__Task brief__.
Lines that contain the string "this" are to be copied; leave out all others.

__Exercise material__.
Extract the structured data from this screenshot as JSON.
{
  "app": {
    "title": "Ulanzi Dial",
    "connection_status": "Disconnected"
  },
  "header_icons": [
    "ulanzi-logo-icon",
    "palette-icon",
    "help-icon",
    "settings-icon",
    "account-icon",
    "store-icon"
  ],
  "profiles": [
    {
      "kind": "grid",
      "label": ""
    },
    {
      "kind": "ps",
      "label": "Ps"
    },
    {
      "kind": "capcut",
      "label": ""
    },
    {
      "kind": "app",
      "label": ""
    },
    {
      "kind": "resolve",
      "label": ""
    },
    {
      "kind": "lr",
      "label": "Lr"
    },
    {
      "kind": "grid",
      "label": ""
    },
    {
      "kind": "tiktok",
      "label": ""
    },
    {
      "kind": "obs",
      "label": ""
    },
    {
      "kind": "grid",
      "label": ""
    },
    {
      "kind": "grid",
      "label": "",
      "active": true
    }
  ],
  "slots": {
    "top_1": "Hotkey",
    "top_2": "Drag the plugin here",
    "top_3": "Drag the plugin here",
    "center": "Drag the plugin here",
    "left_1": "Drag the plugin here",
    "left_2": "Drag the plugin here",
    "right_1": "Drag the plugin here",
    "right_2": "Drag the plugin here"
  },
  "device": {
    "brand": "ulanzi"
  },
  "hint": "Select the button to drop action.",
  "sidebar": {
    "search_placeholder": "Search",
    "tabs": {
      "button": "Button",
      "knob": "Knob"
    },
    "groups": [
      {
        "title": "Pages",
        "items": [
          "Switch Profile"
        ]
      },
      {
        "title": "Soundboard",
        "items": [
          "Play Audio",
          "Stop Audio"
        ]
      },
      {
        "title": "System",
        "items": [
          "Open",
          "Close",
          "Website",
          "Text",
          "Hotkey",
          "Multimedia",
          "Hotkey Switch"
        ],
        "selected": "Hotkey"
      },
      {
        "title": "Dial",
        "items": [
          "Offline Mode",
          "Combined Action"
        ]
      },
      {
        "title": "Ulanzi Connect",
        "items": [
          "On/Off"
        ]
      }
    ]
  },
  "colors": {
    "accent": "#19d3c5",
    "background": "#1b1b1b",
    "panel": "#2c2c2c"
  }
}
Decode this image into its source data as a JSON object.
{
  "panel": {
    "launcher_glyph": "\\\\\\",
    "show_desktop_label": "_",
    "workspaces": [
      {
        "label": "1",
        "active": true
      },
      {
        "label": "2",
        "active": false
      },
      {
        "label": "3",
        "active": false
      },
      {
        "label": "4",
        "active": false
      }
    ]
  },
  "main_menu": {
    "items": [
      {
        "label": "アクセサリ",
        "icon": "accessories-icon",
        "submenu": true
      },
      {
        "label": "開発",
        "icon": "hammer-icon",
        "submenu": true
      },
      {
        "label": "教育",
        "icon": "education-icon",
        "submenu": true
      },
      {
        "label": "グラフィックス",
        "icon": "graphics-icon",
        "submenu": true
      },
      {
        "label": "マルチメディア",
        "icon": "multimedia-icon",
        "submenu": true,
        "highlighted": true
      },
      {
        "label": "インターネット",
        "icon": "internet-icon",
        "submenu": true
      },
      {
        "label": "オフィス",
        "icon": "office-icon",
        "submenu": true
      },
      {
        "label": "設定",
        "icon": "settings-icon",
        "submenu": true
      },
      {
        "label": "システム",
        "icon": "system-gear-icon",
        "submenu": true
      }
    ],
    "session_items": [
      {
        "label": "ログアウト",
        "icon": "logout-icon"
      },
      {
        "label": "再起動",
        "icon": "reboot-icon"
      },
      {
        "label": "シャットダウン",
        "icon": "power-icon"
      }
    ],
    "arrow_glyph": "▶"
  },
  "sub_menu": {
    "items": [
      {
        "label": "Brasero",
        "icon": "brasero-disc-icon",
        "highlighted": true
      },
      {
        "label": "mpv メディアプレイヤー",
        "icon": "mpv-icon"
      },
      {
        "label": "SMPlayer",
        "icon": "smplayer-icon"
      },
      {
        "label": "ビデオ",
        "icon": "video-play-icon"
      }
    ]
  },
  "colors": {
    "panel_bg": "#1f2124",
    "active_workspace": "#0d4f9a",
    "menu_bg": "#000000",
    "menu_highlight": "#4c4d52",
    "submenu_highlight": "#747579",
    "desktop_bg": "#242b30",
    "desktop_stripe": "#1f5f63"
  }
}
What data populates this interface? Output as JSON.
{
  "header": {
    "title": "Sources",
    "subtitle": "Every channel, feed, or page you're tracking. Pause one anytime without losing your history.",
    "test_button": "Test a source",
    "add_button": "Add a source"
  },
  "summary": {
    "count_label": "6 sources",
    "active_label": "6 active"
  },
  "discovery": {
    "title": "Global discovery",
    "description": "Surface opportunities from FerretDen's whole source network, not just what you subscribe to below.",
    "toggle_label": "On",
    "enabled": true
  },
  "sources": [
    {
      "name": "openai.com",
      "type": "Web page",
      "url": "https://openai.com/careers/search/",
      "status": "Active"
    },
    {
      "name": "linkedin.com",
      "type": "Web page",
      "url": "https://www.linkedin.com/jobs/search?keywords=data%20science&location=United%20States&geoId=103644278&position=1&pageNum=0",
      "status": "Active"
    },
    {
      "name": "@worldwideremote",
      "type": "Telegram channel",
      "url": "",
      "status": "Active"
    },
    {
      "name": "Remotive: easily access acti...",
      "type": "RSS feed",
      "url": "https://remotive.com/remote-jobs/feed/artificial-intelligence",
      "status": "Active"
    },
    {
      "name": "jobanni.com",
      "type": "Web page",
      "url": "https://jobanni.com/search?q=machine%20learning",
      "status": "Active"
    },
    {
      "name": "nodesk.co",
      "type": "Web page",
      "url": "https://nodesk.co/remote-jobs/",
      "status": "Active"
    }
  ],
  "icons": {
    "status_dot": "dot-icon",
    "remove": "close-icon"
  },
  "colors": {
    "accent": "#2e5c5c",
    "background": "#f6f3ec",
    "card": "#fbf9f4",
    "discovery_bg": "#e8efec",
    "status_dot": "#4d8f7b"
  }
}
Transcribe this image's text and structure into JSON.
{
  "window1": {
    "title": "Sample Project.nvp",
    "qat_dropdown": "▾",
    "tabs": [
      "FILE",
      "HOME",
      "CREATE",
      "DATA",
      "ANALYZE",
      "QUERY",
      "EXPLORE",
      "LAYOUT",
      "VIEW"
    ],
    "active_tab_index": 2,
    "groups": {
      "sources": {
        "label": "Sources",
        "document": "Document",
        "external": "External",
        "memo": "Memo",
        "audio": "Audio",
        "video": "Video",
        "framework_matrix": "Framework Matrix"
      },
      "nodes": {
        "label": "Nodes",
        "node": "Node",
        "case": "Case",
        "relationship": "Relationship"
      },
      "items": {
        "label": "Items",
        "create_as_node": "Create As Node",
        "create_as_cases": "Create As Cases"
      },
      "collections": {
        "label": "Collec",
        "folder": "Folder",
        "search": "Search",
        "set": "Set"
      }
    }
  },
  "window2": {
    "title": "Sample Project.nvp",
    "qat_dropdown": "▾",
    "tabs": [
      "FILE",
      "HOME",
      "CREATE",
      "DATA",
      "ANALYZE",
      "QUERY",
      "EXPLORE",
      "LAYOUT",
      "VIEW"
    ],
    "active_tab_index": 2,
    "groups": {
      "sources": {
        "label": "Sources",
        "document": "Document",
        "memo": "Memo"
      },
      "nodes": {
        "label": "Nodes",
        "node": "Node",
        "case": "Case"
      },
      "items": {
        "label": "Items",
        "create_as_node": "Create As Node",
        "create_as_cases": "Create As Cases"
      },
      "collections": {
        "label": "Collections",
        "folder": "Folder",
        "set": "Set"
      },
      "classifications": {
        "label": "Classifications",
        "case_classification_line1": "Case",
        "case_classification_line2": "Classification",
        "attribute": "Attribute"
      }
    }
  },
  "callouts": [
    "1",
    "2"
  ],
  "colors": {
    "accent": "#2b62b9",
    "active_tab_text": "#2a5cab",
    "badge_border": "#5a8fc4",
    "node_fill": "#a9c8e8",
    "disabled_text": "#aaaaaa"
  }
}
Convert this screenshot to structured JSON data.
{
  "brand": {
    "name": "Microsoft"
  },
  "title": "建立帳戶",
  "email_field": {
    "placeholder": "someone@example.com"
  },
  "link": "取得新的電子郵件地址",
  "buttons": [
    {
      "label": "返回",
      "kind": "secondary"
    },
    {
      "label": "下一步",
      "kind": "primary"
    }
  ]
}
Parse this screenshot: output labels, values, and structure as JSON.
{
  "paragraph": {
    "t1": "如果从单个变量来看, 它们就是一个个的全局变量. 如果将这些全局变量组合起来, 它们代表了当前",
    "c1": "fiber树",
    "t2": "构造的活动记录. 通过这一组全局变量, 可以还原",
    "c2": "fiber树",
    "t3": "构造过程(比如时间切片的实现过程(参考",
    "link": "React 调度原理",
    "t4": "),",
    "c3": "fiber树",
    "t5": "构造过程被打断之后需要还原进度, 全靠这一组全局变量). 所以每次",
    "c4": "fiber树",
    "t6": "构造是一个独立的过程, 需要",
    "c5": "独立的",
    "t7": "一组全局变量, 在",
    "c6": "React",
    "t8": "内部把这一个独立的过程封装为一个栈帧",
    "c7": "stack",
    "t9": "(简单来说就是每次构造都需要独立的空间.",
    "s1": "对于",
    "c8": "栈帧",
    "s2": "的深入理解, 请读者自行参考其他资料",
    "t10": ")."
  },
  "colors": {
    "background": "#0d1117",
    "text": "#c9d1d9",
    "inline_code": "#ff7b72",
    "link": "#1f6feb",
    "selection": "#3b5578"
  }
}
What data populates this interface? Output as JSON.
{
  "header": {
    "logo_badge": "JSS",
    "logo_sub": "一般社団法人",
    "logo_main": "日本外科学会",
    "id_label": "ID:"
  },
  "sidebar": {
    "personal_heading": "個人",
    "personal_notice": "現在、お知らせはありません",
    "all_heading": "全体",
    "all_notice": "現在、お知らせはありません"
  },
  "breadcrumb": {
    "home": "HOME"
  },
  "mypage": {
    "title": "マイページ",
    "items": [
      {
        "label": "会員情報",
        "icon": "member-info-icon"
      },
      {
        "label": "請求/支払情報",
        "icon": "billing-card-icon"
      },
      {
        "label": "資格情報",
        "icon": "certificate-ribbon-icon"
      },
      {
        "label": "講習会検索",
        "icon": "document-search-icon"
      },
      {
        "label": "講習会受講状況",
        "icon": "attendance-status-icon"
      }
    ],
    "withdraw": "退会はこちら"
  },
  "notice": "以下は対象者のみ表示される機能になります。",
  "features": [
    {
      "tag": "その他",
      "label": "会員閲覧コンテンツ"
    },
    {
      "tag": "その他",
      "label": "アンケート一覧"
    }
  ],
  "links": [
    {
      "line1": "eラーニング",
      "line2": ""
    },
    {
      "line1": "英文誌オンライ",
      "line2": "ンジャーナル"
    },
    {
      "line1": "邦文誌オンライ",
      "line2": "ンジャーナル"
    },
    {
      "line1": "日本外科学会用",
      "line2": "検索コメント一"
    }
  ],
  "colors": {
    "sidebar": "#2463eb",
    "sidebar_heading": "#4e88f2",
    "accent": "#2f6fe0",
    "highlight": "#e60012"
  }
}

__Full solution__.
Extract the structured data from this screenshot as JSON.
Decode this image into its source data as a JSON object.
What data populates this interface? Output as JSON.
Transcribe this image's text and structure into JSON.
Convert this screenshot to structured JSON data.
Parse this screenshot: output labels, values, and structure as JSON.
What data populates this interface? Output as JSON.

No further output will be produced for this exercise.